» **Material supplied**
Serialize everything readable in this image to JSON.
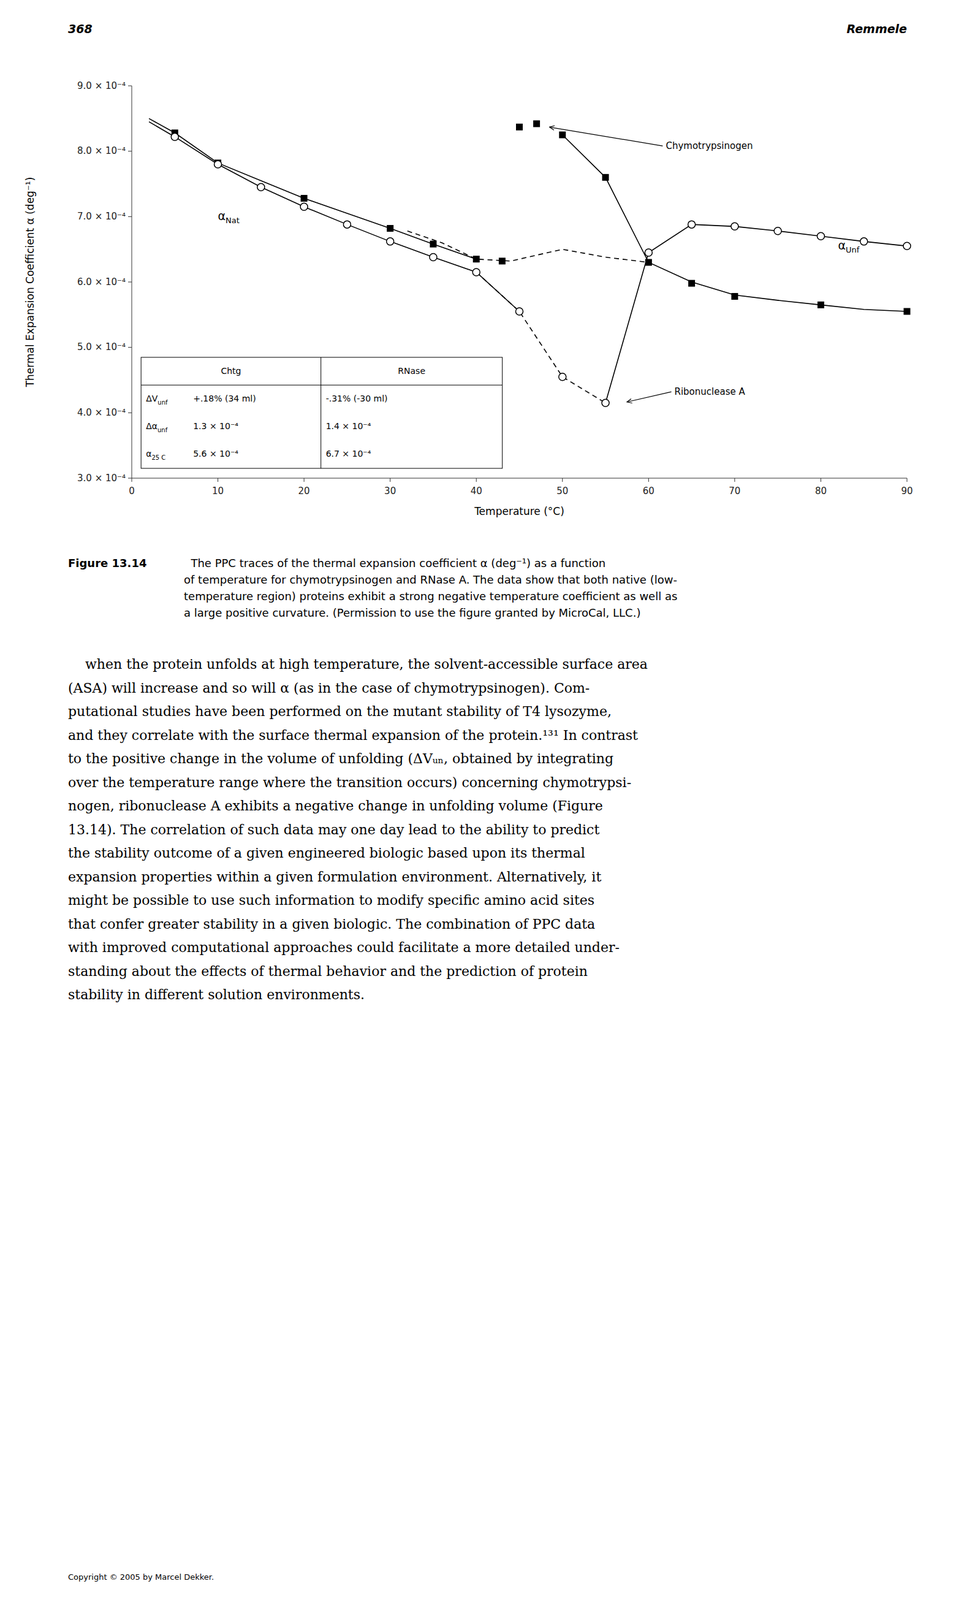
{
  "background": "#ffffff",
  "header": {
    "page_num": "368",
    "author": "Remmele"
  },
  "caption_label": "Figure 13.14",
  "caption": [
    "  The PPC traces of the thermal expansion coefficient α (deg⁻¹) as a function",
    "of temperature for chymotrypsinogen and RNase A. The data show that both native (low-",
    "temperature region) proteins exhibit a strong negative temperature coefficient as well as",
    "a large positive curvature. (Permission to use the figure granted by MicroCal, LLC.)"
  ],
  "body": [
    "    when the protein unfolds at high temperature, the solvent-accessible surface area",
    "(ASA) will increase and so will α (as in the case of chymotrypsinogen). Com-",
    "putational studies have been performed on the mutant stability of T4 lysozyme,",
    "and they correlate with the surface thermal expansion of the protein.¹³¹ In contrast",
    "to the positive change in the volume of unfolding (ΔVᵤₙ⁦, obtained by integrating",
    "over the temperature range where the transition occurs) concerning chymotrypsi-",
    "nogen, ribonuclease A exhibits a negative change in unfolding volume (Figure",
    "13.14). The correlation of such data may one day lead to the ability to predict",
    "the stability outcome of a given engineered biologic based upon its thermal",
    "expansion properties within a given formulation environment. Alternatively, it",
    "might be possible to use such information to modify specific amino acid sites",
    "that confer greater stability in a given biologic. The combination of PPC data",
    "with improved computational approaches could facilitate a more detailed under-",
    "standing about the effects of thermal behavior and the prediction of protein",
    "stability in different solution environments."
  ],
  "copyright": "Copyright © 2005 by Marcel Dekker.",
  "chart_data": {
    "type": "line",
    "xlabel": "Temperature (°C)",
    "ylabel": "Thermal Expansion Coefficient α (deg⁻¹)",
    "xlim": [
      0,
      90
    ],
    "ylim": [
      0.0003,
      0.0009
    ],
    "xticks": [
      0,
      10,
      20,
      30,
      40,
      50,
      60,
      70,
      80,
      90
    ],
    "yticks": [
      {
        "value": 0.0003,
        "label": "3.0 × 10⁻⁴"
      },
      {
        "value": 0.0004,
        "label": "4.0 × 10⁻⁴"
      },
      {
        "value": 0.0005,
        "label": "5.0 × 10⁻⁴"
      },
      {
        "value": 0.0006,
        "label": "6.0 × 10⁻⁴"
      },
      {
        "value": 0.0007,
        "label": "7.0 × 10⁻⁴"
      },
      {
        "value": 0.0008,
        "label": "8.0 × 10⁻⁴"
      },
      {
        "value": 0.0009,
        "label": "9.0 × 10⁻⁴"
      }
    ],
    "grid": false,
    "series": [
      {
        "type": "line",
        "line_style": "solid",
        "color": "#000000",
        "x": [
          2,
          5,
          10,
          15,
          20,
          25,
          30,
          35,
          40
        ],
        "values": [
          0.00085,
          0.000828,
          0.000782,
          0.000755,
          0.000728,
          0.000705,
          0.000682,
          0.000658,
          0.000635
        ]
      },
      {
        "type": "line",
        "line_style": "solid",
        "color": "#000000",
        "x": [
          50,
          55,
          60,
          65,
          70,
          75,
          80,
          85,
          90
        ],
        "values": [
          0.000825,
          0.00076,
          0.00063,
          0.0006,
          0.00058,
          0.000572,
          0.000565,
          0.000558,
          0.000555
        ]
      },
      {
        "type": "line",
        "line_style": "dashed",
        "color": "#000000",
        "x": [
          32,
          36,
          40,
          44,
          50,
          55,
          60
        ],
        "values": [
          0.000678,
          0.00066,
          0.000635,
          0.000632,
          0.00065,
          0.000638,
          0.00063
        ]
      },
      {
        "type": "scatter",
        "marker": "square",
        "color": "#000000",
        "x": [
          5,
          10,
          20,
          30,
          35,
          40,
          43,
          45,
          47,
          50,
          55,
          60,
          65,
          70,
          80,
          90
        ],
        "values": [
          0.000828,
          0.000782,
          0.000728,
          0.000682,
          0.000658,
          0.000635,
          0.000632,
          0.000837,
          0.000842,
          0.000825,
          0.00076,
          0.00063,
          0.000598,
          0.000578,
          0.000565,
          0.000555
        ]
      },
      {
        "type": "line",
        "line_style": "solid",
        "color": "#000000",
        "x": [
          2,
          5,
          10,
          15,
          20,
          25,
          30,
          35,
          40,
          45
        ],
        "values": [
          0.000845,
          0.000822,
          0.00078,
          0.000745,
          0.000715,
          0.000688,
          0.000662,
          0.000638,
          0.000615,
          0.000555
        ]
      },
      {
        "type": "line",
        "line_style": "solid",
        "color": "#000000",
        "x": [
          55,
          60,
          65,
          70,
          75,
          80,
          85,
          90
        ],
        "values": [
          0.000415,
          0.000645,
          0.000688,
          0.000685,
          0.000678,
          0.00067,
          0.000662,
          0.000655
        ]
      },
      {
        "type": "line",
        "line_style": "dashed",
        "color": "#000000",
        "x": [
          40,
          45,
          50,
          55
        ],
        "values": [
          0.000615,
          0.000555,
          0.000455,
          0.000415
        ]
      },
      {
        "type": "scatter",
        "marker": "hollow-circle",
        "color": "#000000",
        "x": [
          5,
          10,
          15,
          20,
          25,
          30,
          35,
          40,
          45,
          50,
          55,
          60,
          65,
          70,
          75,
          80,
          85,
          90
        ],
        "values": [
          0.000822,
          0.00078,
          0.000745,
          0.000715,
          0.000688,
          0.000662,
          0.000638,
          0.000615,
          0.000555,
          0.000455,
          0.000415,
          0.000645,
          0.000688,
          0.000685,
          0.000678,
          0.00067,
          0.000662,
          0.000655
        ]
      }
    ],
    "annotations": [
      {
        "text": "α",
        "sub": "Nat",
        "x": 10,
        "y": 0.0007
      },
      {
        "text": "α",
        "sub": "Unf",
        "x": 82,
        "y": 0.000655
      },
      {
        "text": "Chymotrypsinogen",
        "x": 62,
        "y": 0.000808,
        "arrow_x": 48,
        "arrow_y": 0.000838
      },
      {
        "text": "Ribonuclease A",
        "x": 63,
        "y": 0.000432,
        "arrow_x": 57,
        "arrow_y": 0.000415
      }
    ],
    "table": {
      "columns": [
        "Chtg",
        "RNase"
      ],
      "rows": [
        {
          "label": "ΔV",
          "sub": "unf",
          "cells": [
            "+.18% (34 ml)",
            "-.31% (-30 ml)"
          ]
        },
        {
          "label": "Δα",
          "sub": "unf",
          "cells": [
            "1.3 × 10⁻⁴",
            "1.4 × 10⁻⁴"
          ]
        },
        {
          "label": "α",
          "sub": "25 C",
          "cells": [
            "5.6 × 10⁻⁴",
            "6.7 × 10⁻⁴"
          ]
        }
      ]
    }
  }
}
---
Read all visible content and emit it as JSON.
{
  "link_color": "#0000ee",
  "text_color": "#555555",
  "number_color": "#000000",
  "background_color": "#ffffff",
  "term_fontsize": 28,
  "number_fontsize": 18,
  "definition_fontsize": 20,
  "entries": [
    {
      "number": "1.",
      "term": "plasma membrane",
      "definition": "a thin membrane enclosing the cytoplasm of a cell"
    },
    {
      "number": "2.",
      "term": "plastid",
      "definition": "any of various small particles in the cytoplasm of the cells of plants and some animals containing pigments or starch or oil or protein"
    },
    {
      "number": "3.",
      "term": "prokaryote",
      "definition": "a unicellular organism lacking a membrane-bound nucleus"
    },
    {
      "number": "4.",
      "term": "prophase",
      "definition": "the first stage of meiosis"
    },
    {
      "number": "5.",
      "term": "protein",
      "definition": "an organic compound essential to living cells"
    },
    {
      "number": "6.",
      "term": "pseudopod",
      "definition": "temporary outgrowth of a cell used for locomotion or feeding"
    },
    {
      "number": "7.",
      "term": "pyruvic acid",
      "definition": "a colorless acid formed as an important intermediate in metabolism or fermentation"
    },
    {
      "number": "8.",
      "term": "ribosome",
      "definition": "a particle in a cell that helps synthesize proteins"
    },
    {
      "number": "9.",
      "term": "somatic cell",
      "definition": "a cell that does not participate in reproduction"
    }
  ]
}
--
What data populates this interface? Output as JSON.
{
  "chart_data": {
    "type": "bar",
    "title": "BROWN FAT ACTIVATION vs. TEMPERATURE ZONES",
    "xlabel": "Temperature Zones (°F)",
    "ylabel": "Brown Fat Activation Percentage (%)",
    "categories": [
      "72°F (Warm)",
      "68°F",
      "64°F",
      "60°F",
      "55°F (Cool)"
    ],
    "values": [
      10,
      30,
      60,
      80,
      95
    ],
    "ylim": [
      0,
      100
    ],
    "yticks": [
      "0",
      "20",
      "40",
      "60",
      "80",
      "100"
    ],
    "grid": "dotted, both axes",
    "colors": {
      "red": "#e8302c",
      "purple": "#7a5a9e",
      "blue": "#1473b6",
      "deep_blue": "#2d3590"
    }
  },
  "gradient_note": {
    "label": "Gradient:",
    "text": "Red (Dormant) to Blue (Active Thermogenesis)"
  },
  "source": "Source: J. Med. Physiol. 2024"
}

» **Task objective**
List each line in the listing that contains the string "cytoplasm".

» **Response box**
      "definition": "a thin membrane enclosing the cytoplasm of a cell"
      "definition": "any of various small particles in the cytoplasm of the cells of plants and some animals containing pigments or starch or oil or protein"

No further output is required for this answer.